Written task
Check each line of the records below for the word "this" and copy those where it appears.

Exercise inputs
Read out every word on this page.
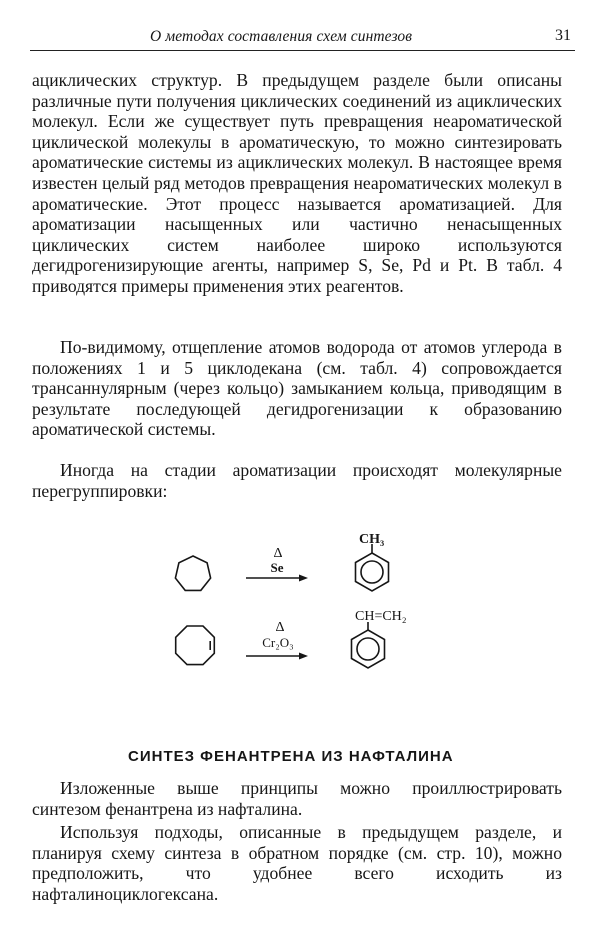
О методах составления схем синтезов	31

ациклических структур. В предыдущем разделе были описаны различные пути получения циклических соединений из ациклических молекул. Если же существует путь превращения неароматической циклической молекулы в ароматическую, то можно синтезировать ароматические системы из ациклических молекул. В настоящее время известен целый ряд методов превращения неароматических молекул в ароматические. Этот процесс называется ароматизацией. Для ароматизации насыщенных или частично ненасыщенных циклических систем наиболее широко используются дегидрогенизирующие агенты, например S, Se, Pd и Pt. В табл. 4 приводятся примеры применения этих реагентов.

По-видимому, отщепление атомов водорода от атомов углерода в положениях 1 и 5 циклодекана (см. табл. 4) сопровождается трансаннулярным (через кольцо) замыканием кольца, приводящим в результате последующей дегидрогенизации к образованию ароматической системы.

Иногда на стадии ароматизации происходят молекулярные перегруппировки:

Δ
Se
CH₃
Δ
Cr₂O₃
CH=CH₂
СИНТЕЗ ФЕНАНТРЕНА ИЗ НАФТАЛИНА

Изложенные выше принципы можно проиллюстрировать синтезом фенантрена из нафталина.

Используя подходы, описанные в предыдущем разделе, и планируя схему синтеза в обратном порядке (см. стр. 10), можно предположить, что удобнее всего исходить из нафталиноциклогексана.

...

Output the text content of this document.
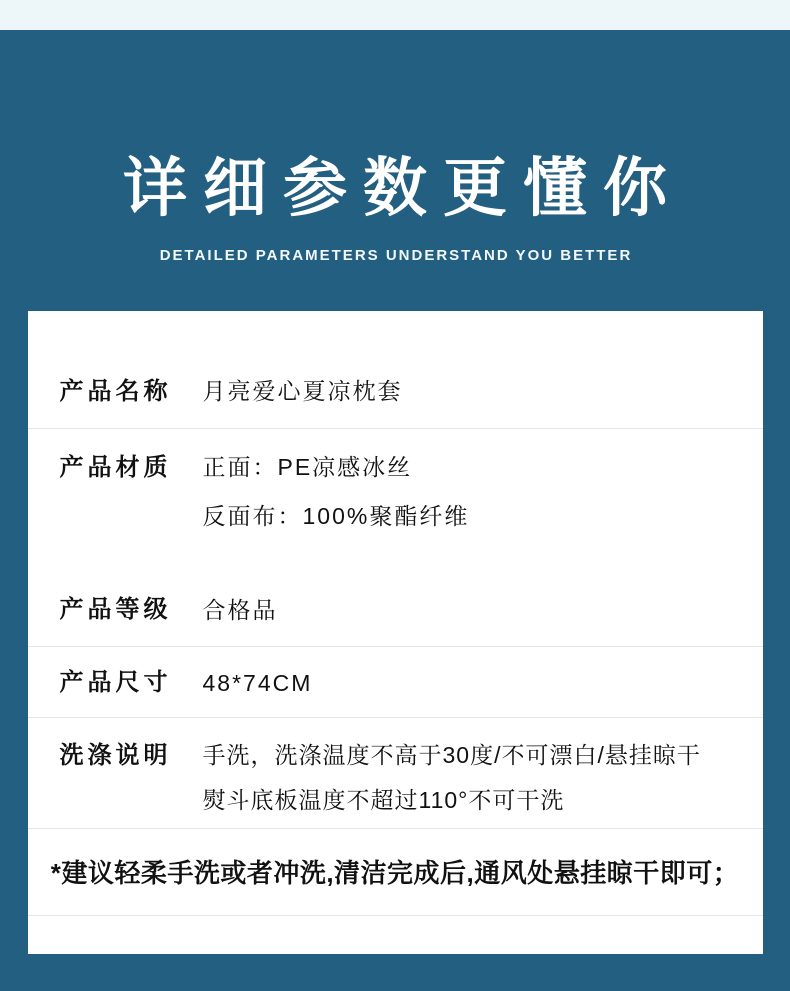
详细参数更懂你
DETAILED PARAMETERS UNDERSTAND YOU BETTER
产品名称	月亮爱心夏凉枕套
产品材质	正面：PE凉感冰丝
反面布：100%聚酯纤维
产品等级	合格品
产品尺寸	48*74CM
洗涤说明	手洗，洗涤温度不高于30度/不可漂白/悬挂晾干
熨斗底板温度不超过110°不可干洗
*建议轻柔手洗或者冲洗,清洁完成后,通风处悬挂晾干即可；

==

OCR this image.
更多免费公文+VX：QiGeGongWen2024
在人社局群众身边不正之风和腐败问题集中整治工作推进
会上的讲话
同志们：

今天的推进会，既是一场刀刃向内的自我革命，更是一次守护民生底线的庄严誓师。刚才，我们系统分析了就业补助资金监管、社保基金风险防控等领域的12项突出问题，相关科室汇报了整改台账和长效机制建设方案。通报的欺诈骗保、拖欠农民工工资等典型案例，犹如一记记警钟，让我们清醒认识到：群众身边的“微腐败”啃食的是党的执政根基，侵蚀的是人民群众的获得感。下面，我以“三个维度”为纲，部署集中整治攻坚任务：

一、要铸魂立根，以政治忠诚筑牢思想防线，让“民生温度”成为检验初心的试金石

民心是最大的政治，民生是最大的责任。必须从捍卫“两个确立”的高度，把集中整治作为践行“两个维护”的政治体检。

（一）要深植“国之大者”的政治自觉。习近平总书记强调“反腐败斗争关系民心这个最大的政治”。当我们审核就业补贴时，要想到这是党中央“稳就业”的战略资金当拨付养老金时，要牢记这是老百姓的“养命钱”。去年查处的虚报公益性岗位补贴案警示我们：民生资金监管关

Answer to the exercise
Read out every word on this page.
Output the text content of this document.
OCR this image.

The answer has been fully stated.